[Stored data entries]
==*==

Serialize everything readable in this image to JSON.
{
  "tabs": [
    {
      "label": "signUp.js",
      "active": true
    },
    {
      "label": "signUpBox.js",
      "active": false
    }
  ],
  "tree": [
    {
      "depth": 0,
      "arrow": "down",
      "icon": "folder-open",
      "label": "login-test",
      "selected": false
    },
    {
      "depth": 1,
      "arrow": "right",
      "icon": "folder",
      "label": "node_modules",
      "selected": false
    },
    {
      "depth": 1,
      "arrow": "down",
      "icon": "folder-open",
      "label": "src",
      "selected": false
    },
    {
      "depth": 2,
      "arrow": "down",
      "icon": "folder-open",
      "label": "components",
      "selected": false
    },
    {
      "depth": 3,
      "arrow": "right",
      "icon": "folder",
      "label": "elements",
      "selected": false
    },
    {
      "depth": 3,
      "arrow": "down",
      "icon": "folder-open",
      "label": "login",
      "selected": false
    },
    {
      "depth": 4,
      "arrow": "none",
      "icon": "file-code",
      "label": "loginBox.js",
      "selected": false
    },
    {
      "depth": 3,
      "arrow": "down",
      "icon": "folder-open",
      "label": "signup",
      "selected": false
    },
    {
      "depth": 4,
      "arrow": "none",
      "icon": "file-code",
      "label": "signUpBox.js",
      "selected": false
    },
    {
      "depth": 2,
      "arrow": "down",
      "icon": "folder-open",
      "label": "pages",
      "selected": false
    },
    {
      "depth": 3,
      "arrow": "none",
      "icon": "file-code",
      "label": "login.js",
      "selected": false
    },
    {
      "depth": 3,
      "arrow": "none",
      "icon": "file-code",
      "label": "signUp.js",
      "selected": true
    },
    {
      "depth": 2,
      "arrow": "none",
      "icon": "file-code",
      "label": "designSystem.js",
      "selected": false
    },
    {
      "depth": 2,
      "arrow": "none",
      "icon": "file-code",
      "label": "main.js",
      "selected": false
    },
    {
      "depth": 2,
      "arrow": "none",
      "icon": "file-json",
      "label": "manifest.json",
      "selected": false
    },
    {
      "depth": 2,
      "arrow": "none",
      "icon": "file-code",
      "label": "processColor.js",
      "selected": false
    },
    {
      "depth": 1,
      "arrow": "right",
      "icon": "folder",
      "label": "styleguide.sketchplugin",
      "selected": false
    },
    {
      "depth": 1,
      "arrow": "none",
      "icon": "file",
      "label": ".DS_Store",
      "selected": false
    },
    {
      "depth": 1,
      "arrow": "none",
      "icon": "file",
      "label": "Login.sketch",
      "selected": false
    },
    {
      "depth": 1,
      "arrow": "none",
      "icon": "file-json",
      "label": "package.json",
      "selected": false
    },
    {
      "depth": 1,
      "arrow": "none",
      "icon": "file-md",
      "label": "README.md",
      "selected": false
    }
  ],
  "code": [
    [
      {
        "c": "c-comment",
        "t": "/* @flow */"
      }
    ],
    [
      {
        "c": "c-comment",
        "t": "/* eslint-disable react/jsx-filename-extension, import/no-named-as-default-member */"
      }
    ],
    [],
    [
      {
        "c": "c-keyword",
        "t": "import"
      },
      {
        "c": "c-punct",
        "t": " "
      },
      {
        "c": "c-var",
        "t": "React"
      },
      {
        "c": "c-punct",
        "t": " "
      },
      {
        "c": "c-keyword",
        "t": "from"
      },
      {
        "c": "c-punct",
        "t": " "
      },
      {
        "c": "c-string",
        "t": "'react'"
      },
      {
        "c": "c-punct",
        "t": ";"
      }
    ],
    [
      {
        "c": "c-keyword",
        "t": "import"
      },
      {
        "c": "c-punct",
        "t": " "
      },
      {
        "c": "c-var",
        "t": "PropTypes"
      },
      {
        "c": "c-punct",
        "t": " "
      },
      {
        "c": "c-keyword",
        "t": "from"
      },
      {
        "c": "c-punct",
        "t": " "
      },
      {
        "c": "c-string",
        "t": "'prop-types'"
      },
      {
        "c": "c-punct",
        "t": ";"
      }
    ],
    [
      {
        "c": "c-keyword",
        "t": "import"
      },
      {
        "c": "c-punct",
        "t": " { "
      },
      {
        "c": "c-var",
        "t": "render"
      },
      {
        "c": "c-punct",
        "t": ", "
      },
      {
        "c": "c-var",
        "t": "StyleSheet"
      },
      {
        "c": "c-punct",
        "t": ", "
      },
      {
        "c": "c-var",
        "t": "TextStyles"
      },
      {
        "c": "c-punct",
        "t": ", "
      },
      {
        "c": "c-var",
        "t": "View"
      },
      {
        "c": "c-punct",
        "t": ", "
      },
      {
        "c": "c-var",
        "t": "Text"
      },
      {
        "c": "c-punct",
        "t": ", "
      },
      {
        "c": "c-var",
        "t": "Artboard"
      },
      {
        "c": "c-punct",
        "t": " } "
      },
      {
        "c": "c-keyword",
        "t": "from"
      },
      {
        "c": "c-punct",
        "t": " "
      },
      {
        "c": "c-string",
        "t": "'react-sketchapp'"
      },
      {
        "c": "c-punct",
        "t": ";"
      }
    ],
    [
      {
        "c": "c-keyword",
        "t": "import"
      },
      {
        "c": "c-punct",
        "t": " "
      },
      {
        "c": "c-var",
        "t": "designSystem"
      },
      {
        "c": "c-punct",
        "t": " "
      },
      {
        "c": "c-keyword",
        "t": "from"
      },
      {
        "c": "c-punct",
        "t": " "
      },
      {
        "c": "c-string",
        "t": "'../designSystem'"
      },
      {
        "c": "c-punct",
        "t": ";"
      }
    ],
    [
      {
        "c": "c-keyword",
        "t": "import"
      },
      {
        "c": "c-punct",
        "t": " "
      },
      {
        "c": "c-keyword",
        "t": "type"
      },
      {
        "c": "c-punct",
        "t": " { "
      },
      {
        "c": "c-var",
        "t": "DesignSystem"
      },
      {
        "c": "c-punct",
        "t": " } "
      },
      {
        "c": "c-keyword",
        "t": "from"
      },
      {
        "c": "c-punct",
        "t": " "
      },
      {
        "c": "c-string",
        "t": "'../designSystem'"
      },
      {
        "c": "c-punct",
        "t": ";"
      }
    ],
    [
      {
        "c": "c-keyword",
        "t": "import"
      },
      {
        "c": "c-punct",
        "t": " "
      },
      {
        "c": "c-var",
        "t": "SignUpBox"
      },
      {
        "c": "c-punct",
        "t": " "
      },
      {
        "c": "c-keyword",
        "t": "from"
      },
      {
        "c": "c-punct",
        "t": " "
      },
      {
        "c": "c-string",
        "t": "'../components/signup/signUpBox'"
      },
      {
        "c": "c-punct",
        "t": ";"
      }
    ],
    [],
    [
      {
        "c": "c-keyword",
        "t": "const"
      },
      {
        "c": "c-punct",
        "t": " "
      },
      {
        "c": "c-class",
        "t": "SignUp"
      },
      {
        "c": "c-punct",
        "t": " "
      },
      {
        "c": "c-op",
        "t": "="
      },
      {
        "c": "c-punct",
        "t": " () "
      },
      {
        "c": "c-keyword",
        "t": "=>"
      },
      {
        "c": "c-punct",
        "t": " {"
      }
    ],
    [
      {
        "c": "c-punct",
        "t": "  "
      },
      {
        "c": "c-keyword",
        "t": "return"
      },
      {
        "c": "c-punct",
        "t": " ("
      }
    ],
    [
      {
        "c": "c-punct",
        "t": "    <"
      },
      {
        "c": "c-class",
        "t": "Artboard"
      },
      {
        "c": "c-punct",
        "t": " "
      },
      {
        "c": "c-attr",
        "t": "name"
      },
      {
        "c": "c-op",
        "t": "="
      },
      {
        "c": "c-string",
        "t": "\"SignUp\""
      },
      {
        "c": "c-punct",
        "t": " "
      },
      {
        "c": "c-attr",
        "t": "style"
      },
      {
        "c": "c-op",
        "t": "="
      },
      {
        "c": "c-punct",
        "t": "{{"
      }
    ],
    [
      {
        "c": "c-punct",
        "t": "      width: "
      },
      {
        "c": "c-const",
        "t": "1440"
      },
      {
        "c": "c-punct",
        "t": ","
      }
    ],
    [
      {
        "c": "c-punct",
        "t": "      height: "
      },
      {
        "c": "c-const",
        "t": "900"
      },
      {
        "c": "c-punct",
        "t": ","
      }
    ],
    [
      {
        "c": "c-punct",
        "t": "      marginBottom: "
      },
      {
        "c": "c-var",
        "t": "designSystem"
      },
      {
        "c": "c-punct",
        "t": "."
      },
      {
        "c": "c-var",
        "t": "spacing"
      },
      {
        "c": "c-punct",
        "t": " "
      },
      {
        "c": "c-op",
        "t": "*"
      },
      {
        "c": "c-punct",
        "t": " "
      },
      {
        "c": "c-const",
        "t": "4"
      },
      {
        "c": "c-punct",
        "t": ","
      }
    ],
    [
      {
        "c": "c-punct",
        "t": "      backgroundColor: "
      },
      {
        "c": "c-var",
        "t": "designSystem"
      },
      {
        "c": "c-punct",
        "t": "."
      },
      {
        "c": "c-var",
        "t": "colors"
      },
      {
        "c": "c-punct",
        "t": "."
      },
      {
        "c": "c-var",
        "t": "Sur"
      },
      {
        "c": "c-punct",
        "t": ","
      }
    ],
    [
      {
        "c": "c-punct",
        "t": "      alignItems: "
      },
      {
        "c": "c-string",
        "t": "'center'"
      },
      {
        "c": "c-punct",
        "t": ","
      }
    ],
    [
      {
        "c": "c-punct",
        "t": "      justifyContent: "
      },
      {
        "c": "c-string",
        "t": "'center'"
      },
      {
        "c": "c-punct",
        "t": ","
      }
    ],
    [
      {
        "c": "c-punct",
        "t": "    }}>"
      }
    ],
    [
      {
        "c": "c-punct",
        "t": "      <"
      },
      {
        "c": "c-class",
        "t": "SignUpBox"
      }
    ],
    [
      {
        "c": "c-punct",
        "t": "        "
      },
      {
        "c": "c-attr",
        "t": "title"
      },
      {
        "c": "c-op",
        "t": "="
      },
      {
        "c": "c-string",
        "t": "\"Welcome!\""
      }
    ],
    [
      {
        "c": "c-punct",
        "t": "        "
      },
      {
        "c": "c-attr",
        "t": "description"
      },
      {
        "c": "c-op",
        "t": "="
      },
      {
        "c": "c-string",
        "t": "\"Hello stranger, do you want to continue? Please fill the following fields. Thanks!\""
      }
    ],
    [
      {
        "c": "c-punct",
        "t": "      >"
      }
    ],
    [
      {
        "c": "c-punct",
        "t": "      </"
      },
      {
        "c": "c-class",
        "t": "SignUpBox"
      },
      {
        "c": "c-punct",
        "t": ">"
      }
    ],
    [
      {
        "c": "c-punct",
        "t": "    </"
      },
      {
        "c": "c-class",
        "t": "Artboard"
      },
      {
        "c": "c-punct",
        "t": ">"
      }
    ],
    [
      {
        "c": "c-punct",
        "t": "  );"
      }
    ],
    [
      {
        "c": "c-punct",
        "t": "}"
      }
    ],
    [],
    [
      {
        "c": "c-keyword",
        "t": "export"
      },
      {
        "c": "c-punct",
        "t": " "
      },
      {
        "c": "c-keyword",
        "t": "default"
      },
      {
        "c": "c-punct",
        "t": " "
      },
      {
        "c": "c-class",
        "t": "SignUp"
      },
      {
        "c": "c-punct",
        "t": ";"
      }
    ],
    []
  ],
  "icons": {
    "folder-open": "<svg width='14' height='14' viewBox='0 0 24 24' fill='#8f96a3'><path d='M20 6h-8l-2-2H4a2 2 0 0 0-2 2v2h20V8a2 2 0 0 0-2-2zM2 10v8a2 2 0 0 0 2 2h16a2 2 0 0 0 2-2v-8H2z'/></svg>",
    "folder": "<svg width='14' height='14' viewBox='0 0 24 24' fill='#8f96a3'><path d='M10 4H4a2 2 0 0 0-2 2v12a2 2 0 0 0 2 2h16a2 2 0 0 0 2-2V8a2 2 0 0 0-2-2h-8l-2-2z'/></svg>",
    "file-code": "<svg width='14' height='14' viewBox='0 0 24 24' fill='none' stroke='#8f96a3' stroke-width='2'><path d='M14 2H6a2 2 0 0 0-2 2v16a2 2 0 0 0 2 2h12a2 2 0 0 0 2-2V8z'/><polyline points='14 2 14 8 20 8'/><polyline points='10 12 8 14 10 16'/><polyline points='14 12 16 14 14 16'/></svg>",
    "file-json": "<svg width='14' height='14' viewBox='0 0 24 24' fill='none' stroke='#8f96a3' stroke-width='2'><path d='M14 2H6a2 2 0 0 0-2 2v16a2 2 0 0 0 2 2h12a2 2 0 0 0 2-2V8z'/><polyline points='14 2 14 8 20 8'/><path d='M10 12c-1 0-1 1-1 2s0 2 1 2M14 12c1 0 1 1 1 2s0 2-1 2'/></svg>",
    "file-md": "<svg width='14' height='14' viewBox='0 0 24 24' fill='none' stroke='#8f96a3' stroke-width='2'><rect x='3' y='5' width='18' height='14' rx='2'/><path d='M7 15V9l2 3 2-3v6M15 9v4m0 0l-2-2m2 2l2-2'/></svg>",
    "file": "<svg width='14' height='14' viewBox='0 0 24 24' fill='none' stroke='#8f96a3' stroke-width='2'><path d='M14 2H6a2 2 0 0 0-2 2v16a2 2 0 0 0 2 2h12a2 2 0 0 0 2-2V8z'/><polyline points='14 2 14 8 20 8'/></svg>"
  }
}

==*==

**Set task**: Check every line for "height" and show the ones that have it.

**Written response**:
        "t": "      height: "
    "folder-open": "<svg width='14' height='14' viewBox='0 0 24 24' fill='#8f96a3'><path d='M20 6h-8l-2-2H4a2 2 0 0 0-2 2v2h20V8a2 2 0 0 0-2-2zM2 10v8a2 2 0 0 0 2 2h16a2 2 0 0 0 2-2v-8H2z'/></svg>",
    "folder": "<svg width='14' height='14' viewBox='0 0 24 24' fill='#8f96a3'><path d='M10 4H4a2 2 0 0 0-2 2v12a2 2 0 0 0 2 2h16a2 2 0 0 0 2-2V8a2 2 0 0 0-2-2h-8l-2-2z'/></svg>",
    "file-code": "<svg width='14' height='14' viewBox='0 0 24 24' fill='none' stroke='#8f96a3' stroke-width='2'><path d='M14 2H6a2 2 0 0 0-2 2v16a2 2 0 0 0 2 2h12a2 2 0 0 0 2-2V8z'/><polyline points='14 2 14 8 20 8'/><polyline points='10 12 8 14 10 16'/><polyline points='14 12 16 14 14 16'/></svg>",
    "file-json": "<svg width='14' height='14' viewBox='0 0 24 24' fill='none' stroke='#8f96a3' stroke-width='2'><path d='M14 2H6a2 2 0 0 0-2 2v16a2 2 0 0 0 2 2h12a2 2 0 0 0 2-2V8z'/><polyline points='14 2 14 8 20 8'/><path d='M10 12c-1 0-1 1-1 2s0 2 1 2M14 12c1 0 1 1 1 2s0 2-1 2'/></svg>",
    "file-md": "<svg width='14' height='14' viewBox='0 0 24 24' fill='none' stroke='#8f96a3' stroke-width='2'><rect x='3' y='5' width='18' height='14' rx='2'/><path d='M7 15V9l2 3 2-3v6M15 9v4m0 0l-2-2m2 2l2-2'/></svg>",
    "file": "<svg width='14' height='14' viewBox='0 0 24 24' fill='none' stroke='#8f96a3' stroke-width='2'><path d='M14 2H6a2 2 0 0 0-2 2v16a2 2 0 0 0 2 2h12a2 2 0 0 0 2-2V8z'/><polyline points='14 2 14 8 20 8'/></svg>"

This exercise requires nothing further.